==== Records supplied ====

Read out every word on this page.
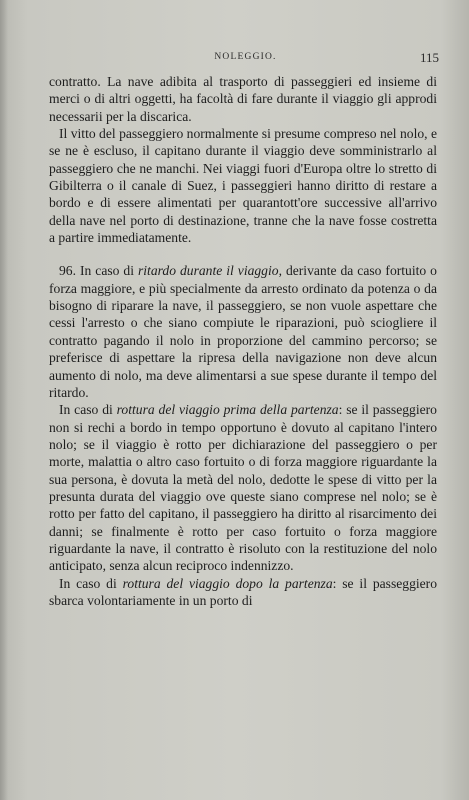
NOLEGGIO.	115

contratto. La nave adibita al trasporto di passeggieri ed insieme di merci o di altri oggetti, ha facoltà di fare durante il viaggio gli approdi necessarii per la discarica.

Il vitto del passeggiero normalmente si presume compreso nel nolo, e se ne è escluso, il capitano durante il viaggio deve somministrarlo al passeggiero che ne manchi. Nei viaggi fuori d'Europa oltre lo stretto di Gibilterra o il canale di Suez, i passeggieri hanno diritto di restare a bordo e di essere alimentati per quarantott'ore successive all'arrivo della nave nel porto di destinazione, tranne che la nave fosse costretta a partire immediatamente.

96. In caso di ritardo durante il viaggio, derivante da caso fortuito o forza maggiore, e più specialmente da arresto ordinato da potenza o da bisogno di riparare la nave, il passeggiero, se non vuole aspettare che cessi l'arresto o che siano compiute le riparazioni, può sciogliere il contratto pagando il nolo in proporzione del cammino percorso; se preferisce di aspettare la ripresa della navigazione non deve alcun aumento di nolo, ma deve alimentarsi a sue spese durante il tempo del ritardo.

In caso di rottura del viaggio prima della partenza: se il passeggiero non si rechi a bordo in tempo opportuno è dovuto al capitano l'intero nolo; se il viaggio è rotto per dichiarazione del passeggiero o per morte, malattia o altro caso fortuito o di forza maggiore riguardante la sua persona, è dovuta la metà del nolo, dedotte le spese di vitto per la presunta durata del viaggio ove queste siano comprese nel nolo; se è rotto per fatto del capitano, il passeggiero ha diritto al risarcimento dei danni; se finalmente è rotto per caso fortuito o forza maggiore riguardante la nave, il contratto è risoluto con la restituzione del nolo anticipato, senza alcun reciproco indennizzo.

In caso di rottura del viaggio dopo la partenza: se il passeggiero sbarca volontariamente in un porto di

====
==== Records supplied ====

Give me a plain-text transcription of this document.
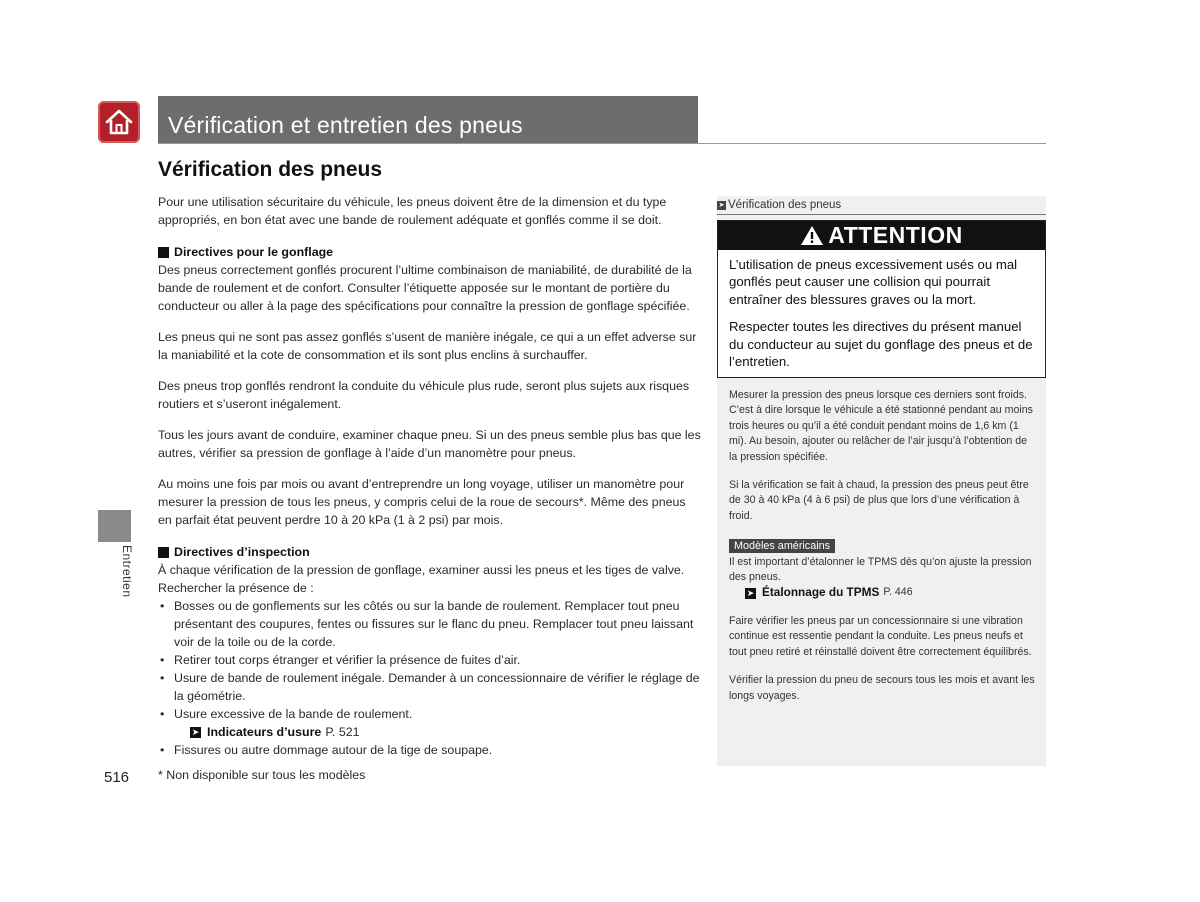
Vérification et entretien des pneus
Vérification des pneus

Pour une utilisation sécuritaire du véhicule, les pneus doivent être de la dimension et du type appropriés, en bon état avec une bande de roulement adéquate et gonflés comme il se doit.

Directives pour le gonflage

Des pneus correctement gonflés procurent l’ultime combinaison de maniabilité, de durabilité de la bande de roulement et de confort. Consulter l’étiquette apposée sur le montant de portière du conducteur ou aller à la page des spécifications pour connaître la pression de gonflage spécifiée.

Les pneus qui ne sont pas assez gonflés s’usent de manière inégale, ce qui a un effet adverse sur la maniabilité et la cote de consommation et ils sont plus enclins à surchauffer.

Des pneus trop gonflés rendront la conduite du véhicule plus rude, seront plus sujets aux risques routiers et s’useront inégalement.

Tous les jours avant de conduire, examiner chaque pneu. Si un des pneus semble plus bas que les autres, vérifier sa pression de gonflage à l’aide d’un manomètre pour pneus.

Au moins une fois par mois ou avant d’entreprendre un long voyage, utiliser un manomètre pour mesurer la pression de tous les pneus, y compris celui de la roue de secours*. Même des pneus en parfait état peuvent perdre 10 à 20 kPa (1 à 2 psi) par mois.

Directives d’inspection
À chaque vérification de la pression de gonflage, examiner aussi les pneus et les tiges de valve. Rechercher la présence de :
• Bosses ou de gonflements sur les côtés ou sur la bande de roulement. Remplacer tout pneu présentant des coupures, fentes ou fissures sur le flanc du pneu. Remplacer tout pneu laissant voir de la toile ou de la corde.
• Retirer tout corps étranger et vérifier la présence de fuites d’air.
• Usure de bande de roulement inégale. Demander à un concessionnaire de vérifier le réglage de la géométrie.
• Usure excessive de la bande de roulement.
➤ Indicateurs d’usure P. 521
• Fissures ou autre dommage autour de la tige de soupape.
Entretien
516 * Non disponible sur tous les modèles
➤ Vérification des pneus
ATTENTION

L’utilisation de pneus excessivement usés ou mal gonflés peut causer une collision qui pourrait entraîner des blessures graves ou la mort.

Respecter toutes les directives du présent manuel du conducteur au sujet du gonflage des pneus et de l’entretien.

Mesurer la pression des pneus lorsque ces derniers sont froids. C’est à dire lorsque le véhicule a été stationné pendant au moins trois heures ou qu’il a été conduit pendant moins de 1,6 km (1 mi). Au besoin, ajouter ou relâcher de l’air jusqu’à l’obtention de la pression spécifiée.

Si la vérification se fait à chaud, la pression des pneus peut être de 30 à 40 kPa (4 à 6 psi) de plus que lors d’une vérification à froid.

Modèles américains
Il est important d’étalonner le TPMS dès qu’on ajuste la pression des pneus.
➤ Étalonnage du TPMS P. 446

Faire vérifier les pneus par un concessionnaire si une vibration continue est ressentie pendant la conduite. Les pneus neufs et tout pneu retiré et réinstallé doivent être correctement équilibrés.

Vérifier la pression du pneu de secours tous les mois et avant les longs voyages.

====

Problem statement: Collect every line with the string "doivent" from the records, and copy each.

Reply to the exercise:
Pour une utilisation sécuritaire du véhicule, les pneus doivent être de la dimension et du type appropriés, en bon état avec une bande de roulement adéquate et gonflés comme il se doit.
Faire vérifier les pneus par un concessionnaire si une vibration continue est ressentie pendant la conduite. Les pneus neufs et tout pneu retiré et réinstallé doivent être correctement équilibrés.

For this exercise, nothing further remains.